* _Exercise aim_
Gather all lines with the word "JSON" in them.

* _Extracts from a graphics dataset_
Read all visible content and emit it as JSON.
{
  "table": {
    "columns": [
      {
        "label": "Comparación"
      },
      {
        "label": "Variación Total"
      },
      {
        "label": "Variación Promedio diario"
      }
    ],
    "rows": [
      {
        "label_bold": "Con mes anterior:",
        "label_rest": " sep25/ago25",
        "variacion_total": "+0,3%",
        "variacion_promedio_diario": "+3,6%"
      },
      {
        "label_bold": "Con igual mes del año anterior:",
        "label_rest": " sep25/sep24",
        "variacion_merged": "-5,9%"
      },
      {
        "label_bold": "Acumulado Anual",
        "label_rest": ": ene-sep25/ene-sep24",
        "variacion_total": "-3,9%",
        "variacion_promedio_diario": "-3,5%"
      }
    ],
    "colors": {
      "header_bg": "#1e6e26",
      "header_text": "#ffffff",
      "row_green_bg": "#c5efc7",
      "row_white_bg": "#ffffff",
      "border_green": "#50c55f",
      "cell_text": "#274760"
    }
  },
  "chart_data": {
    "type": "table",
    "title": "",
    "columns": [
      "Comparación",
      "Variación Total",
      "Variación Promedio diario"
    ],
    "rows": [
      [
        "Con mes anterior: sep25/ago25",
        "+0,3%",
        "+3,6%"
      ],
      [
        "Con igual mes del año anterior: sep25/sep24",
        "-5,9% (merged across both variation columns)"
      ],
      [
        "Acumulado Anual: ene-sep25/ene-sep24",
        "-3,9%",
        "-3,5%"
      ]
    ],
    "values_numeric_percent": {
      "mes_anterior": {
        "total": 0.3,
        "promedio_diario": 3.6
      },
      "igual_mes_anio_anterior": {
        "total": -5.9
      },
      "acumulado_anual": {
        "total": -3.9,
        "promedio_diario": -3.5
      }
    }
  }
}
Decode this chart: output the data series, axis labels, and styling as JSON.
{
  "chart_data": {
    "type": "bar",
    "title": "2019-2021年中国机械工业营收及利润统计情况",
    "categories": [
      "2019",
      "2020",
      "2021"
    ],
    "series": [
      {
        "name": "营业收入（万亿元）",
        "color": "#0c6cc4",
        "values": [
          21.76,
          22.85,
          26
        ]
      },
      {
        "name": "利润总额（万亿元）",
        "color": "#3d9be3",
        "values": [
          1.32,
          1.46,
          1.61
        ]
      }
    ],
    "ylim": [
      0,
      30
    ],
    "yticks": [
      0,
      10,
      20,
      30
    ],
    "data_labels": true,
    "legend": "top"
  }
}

* _Solution to the problem_
Read all visible content and emit it as JSON.
Decode this chart: output the data series, axis labels, and styling as JSON.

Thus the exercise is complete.